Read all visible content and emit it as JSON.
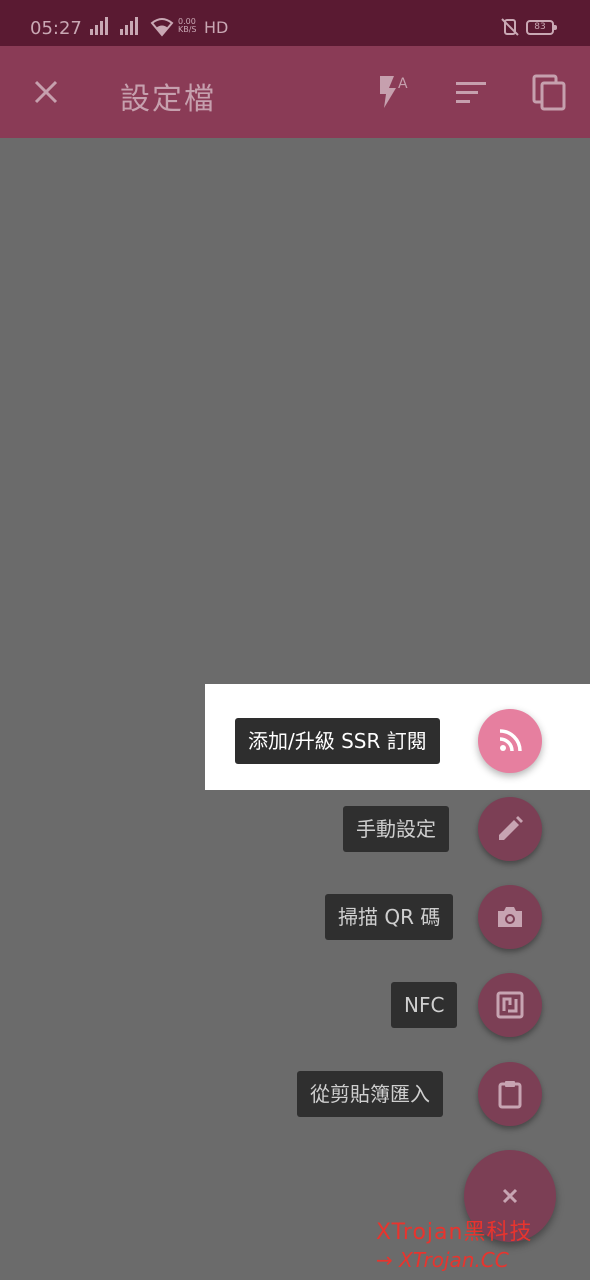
{
  "status_bar": {
    "time": "05:27",
    "signal1": "4G",
    "signal2": "4G",
    "net_speed": "0.00\nKB/S",
    "hd": "HD",
    "battery": "83"
  },
  "app_bar": {
    "title": "設定檔"
  },
  "menu": {
    "items": [
      {
        "label": "添加/升級 SSR 訂閱",
        "icon": "rss-icon",
        "active": true
      },
      {
        "label": "手動設定",
        "icon": "pencil-icon",
        "active": false
      },
      {
        "label": "掃描 QR 碼",
        "icon": "camera-icon",
        "active": false
      },
      {
        "label": "NFC",
        "icon": "nfc-icon",
        "active": false
      },
      {
        "label": "從剪貼簿匯入",
        "icon": "clipboard-icon",
        "active": false
      }
    ]
  },
  "watermark": {
    "line1": "XTrojan黑科技",
    "line2": "→ XTrojan.CC"
  },
  "colors": {
    "status_bar": "#5a1a32",
    "app_bar": "#8a3b56",
    "overlay": "#6b6b6b",
    "fab": "#7c3f55",
    "fab_active": "#e67f9f",
    "watermark": "#e8342e"
  }
}
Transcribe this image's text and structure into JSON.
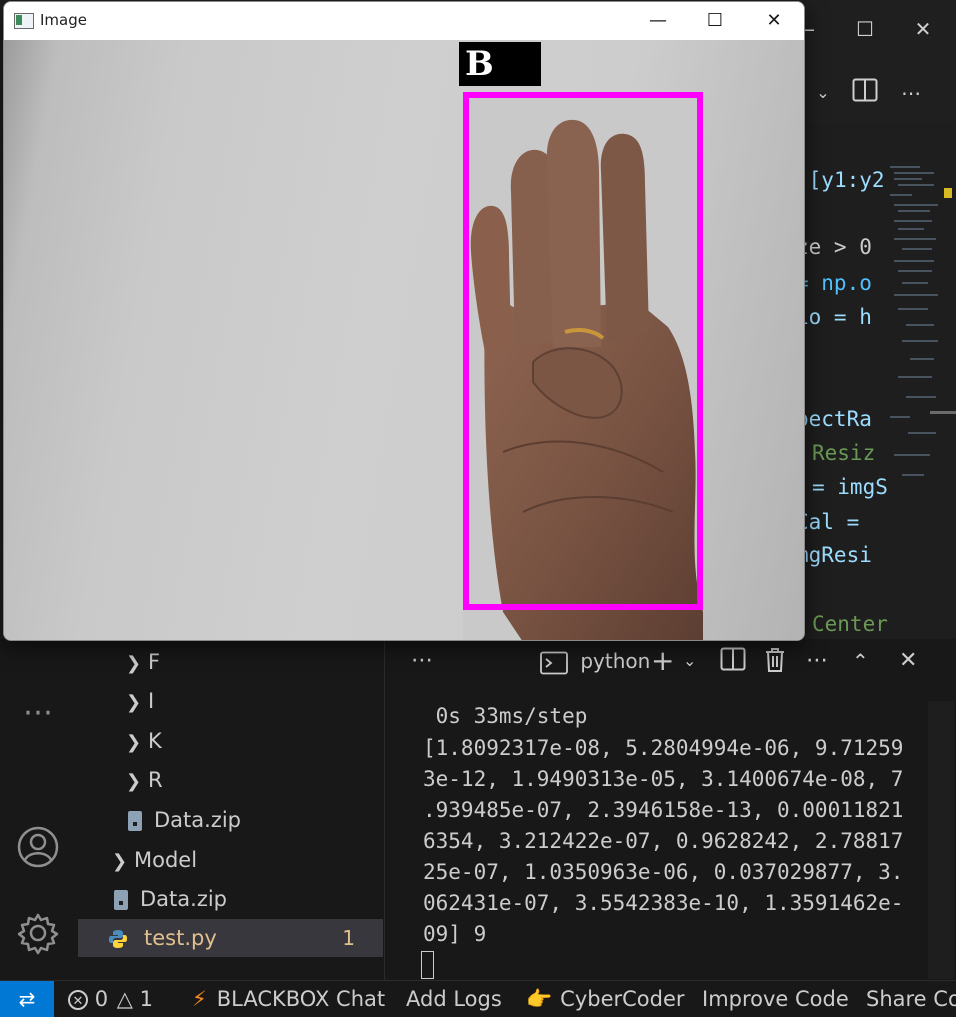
{
  "vscode": {
    "code_fragments": [
      "[y1:y2",
      "ze > 0",
      "= np.o",
      "io = h",
      "pectRa",
      "Resiz",
      "= imgS",
      "Cal = ",
      "mgResi",
      "Center"
    ],
    "explorer": {
      "items": [
        {
          "label": "F",
          "type": "folder",
          "collapsed": true
        },
        {
          "label": "I",
          "type": "folder",
          "collapsed": true
        },
        {
          "label": "K",
          "type": "folder",
          "collapsed": true
        },
        {
          "label": "R",
          "type": "folder",
          "collapsed": true
        },
        {
          "label": "Data.zip",
          "type": "file"
        },
        {
          "label": "Model",
          "type": "folder",
          "collapsed": true
        },
        {
          "label": "Data.zip",
          "type": "file"
        },
        {
          "label": "test.py",
          "type": "python-file",
          "selected": true,
          "problems": "1"
        }
      ]
    },
    "terminal": {
      "shell_label": "python",
      "lines": [
        " 0s 33ms/step",
        "[1.8092317e-08, 5.2804994e-06, 9.71259",
        "3e-12, 1.9490313e-05, 3.1400674e-08, 7",
        ".939485e-07, 2.3946158e-13, 0.00011821",
        "6354, 3.212422e-07, 0.9628242, 2.78817",
        "25e-07, 1.0350963e-06, 0.037029877, 3.",
        "062431e-07, 3.5542383e-10, 1.3591462e-",
        "09] 9"
      ]
    },
    "status_bar": {
      "errors": "0",
      "warnings": "1",
      "items": [
        "BLACKBOX Chat",
        "Add Logs",
        "CyberCoder",
        "Improve Code",
        "Share Co"
      ]
    }
  },
  "image_window": {
    "title": "Image",
    "prediction_label": "B",
    "accent_color": "#ff00ff"
  }
}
----
# PROBLEM DESCRIPTION:
Write every record out again exactly; no pictures belong in the copy.

# RESPONSE:
Read all visible content and emit it as JSON.
{
  "status_bar": {
    "time": "05:27",
    "signal1": "4G",
    "signal2": "4G",
    "net_speed": "0.00\nKB/S",
    "hd": "HD",
    "battery": "83"
  },
  "app_bar": {
    "title": "設定檔"
  },
  "menu": {
    "items": [
      {
        "label": "添加/升級 SSR 訂閱",
        "icon": "rss-icon",
        "active": true
      },
      {
        "label": "手動設定",
        "icon": "pencil-icon",
        "active": false
      },
      {
        "label": "掃描 QR 碼",
        "icon": "camera-icon",
        "active": false
      },
      {
        "label": "NFC",
        "icon": "nfc-icon",
        "active": false
      },
      {
        "label": "從剪貼簿匯入",
        "icon": "clipboard-icon",
        "active": false
      }
    ]
  },
  "watermark": {
    "line1": "XTrojan黑科技",
    "line2": "→ XTrojan.CC"
  },
  "colors": {
    "status_bar": "#5a1a32",
    "app_bar": "#8a3b56",
    "overlay": "#6b6b6b",
    "fab": "#7c3f55",
    "fab_active": "#e67f9f",
    "watermark": "#e8342e"
  }
}
Transcribe this image's text and structure into JSON.
{
  "vscode": {
    "code_fragments": [
      "[y1:y2",
      "ze > 0",
      "= np.o",
      "io = h",
      "pectRa",
      "Resiz",
      "= imgS",
      "Cal = ",
      "mgResi",
      "Center"
    ],
    "explorer": {
      "items": [
        {
          "label": "F",
          "type": "folder",
          "collapsed": true
        },
        {
          "label": "I",
          "type": "folder",
          "collapsed": true
        },
        {
          "label": "K",
          "type": "folder",
          "collapsed": true
        },
        {
          "label": "R",
          "type": "folder",
          "collapsed": true
        },
        {
          "label": "Data.zip",
          "type": "file"
        },
        {
          "label": "Model",
          "type": "folder",
          "collapsed": true
        },
        {
          "label": "Data.zip",
          "type": "file"
        },
        {
          "label": "test.py",
          "type": "python-file",
          "selected": true,
          "problems": "1"
        }
      ]
    },
    "terminal": {
      "shell_label": "python",
      "lines": [
        " 0s 33ms/step",
        "[1.8092317e-08, 5.2804994e-06, 9.71259",
        "3e-12, 1.9490313e-05, 3.1400674e-08, 7",
        ".939485e-07, 2.3946158e-13, 0.00011821",
        "6354, 3.212422e-07, 0.9628242, 2.78817",
        "25e-07, 1.0350963e-06, 0.037029877, 3.",
        "062431e-07, 3.5542383e-10, 1.3591462e-",
        "09] 9"
      ]
    },
    "status_bar": {
      "errors": "0",
      "warnings": "1",
      "items": [
        "BLACKBOX Chat",
        "Add Logs",
        "CyberCoder",
        "Improve Code",
        "Share Co"
      ]
    }
  },
  "image_window": {
    "title": "Image",
    "prediction_label": "B",
    "accent_color": "#ff00ff"
  }
}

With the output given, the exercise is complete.